**DESCRIPTION OF THE TASK**
Copy every line of the records below that holds the word "Economics".
"""
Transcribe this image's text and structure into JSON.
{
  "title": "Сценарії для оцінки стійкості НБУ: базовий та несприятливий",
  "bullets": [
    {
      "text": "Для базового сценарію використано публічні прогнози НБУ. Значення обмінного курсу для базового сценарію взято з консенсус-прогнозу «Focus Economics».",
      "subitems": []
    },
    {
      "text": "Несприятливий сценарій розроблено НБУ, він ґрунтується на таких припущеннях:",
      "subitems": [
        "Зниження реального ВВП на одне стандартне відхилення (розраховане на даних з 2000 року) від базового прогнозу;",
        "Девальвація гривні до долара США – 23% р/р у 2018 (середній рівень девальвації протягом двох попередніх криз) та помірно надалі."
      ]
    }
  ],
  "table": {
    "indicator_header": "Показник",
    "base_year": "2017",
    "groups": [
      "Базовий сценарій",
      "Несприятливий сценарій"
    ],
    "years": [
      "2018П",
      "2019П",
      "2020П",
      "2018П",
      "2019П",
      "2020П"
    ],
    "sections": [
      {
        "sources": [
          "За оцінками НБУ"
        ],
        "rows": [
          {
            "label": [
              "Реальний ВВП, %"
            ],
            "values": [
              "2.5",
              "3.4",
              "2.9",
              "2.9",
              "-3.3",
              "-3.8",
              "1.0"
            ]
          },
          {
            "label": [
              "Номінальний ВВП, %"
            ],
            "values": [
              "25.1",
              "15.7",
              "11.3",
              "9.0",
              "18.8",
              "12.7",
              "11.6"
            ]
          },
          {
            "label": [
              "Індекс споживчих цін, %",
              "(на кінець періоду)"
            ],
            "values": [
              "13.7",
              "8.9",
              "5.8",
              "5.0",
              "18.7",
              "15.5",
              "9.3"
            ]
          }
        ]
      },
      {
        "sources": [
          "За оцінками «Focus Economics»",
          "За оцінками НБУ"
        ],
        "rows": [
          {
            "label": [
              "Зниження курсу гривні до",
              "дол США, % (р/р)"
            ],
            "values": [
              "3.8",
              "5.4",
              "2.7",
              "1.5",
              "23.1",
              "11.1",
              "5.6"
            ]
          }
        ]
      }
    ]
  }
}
"""
**THE RESPONSE**
      "text": "Для базового сценарію використано публічні прогнози НБУ. Значення обмінного курсу для базового сценарію взято з консенсус-прогнозу «Focus Economics».",
          "За оцінками «Focus Economics»",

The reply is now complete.